What you will do:
Which lines in the items below contain the string "button", matching case? Copy each of those lines.

====== Exercise data ======

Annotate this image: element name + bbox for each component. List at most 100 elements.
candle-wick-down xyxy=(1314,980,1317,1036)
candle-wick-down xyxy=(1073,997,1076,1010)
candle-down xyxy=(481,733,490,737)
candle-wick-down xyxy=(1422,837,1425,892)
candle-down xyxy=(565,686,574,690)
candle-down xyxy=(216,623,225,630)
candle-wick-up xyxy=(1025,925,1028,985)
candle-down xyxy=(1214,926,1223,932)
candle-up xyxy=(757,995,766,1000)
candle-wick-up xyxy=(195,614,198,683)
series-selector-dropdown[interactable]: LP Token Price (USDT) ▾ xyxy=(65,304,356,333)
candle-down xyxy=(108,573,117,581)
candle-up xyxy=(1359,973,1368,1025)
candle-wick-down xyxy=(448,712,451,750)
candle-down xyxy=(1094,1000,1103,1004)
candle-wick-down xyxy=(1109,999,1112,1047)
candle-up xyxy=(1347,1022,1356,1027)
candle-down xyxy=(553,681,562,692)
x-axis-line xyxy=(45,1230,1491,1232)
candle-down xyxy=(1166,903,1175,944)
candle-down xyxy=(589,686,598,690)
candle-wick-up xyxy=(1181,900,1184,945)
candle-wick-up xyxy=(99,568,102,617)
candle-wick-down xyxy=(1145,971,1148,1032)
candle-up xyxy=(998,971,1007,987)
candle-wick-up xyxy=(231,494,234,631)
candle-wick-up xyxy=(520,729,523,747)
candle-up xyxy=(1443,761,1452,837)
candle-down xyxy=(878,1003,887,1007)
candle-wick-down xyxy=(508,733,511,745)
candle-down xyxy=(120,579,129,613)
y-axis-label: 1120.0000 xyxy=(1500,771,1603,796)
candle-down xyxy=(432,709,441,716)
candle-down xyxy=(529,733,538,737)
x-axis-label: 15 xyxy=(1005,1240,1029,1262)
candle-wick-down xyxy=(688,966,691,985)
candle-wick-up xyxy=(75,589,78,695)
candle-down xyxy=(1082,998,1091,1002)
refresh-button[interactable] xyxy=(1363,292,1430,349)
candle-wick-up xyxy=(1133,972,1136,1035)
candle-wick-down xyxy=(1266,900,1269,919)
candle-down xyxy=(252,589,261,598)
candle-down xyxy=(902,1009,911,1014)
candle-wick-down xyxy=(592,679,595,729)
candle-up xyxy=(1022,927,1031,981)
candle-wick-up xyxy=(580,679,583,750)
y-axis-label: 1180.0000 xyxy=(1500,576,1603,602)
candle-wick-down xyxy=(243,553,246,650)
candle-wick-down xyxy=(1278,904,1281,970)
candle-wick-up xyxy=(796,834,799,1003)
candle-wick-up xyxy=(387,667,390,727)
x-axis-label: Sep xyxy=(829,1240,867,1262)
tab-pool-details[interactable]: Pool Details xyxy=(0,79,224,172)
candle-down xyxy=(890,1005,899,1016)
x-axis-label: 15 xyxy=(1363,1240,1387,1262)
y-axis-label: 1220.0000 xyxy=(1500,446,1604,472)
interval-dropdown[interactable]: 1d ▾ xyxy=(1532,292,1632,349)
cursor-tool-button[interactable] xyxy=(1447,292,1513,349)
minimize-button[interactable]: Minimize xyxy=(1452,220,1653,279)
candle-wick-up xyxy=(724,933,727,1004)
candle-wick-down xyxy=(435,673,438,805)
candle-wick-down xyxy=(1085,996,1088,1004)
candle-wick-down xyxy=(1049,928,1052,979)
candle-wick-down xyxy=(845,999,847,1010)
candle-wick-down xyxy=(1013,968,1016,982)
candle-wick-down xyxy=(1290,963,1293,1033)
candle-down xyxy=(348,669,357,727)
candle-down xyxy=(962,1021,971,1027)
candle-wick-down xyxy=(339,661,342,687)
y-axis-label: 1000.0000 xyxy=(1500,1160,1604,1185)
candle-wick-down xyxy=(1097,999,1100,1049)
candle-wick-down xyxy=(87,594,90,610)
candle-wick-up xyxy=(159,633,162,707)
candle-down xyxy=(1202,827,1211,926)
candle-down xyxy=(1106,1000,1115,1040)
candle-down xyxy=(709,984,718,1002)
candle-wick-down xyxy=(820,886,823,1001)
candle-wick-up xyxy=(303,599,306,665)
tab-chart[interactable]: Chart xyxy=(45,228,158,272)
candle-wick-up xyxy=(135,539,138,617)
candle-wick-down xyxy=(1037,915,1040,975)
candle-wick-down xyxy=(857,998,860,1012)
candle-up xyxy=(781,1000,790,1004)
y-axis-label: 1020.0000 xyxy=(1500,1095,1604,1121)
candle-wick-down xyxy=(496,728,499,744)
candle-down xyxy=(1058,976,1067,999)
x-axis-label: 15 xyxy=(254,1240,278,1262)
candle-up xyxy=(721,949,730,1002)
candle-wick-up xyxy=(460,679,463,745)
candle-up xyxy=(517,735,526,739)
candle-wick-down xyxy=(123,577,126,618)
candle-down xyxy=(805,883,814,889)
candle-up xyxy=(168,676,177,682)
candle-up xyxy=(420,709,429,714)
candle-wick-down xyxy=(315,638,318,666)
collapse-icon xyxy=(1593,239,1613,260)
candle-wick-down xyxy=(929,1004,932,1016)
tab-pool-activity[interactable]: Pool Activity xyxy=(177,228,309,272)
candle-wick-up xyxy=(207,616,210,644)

======

Problem solution:
refresh-button[interactable] xyxy=(1363,292,1430,349)
cursor-tool-button[interactable] xyxy=(1447,292,1513,349)
minimize-button[interactable]: Minimize xyxy=(1452,220,1653,279)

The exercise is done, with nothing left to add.